• Component data from apps and pages:
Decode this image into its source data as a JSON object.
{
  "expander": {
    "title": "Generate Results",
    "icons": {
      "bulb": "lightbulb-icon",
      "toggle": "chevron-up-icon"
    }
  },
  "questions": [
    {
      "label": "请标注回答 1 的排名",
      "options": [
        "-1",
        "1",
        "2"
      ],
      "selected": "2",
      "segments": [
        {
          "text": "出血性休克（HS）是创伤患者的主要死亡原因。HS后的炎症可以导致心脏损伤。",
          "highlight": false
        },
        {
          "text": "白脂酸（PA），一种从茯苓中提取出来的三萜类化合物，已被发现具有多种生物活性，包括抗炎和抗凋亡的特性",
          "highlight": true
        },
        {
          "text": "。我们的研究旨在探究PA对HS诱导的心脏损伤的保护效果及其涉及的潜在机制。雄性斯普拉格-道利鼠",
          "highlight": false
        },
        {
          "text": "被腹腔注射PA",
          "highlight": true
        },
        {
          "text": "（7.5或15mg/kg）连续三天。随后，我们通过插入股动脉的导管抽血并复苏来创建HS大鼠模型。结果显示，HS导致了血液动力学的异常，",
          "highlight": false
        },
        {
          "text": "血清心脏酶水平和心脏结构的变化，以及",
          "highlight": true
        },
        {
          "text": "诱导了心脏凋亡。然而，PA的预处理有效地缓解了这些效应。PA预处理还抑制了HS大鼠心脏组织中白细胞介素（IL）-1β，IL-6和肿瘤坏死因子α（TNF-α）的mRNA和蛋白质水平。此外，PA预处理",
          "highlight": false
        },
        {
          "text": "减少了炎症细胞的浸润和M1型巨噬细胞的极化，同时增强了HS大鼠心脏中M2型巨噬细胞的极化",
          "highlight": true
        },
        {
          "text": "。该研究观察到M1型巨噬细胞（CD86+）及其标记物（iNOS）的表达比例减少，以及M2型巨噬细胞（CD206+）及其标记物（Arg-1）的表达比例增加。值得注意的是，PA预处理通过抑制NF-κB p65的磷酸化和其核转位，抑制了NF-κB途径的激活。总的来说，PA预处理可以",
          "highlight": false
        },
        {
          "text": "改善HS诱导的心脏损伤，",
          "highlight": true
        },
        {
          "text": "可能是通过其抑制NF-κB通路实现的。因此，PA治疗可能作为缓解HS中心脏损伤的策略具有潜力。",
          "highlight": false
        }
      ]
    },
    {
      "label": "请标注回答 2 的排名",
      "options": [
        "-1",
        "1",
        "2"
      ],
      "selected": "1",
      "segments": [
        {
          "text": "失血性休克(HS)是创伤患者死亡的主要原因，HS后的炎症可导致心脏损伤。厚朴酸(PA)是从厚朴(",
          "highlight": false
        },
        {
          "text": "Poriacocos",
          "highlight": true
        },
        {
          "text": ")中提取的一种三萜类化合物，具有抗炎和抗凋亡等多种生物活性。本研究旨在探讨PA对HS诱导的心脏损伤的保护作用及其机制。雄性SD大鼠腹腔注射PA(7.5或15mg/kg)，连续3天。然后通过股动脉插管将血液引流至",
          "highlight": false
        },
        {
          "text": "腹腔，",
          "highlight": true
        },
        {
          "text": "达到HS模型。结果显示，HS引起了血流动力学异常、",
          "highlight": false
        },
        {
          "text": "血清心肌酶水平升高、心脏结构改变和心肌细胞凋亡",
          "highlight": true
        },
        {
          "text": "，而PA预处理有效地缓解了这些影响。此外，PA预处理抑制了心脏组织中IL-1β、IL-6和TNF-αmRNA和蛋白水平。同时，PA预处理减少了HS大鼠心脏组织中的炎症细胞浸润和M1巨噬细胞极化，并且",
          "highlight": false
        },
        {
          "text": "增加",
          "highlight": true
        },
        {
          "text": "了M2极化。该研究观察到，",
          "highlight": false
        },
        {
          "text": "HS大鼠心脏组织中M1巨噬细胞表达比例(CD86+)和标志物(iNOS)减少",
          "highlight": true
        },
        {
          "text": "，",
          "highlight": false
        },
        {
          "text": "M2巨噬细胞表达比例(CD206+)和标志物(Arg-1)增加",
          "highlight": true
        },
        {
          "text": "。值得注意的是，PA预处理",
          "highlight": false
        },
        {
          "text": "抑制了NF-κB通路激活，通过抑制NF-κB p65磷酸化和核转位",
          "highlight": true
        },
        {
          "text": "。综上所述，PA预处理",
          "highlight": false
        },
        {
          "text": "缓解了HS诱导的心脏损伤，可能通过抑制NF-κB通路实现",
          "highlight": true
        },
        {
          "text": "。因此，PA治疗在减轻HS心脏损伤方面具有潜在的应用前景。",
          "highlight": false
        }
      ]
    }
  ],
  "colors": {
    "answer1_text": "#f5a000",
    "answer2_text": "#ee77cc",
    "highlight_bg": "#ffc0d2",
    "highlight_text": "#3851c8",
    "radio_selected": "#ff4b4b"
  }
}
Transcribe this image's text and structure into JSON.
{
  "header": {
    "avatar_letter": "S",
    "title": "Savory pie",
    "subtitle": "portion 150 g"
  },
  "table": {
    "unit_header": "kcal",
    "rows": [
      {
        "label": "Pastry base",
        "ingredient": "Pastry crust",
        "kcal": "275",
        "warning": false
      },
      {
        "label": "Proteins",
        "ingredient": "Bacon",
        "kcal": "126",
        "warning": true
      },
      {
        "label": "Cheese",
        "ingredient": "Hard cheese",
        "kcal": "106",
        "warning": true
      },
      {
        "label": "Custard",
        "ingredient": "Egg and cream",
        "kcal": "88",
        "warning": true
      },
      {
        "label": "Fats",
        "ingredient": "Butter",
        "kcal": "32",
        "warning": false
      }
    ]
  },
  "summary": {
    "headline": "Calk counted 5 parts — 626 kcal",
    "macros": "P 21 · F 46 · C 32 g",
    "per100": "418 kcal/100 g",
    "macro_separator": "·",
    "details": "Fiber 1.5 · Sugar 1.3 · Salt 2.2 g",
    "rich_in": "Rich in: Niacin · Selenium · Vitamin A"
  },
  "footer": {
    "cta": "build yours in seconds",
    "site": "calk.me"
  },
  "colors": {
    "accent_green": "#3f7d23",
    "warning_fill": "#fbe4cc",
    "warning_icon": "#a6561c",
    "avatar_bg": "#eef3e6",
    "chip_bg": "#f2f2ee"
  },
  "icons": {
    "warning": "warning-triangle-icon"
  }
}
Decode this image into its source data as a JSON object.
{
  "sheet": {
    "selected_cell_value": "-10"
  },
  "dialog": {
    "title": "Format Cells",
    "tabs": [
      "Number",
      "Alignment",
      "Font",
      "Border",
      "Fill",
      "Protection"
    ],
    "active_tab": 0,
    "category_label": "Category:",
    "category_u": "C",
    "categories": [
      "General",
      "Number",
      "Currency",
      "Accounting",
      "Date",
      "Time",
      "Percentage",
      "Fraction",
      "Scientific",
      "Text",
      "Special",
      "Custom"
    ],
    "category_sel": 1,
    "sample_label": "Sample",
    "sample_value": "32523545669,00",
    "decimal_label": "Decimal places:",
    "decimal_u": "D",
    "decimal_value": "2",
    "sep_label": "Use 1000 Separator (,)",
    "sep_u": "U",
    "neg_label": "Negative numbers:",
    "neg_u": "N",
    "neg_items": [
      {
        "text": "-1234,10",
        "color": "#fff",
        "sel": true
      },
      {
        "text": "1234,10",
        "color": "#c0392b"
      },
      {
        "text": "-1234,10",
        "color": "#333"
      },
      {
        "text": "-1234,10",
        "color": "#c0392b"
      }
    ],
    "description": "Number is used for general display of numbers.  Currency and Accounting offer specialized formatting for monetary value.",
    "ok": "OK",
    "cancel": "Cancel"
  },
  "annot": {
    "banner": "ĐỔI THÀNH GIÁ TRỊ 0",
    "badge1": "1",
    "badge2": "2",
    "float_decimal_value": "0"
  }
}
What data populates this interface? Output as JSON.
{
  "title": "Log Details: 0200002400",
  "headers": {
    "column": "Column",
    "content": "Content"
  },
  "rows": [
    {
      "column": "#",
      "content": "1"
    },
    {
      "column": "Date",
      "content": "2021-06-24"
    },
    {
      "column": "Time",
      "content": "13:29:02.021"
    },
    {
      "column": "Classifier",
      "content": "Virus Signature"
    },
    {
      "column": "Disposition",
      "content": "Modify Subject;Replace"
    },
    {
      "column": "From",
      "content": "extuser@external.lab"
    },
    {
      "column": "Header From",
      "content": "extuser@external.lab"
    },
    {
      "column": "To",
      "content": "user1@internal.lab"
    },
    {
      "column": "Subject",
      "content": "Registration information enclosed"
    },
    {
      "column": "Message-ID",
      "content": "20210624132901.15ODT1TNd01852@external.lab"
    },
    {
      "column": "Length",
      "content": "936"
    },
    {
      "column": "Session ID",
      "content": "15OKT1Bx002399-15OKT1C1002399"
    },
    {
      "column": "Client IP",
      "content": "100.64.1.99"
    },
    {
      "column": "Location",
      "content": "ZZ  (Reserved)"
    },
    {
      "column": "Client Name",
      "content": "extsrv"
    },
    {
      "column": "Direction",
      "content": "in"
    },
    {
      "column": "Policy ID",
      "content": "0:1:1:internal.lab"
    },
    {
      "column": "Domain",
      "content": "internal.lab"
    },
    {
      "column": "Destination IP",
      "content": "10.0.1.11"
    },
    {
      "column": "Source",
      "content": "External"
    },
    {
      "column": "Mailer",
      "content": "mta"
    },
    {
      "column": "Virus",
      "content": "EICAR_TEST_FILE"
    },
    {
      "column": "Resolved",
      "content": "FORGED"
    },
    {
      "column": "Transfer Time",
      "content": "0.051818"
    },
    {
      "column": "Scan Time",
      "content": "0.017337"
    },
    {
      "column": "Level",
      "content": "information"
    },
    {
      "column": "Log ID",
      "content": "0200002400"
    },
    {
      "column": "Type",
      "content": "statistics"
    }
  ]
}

• Problem requirements: When a line in the data contains the string "Client", copy that line.

• Task answer:
      "column": "Client IP",
      "column": "Client Name",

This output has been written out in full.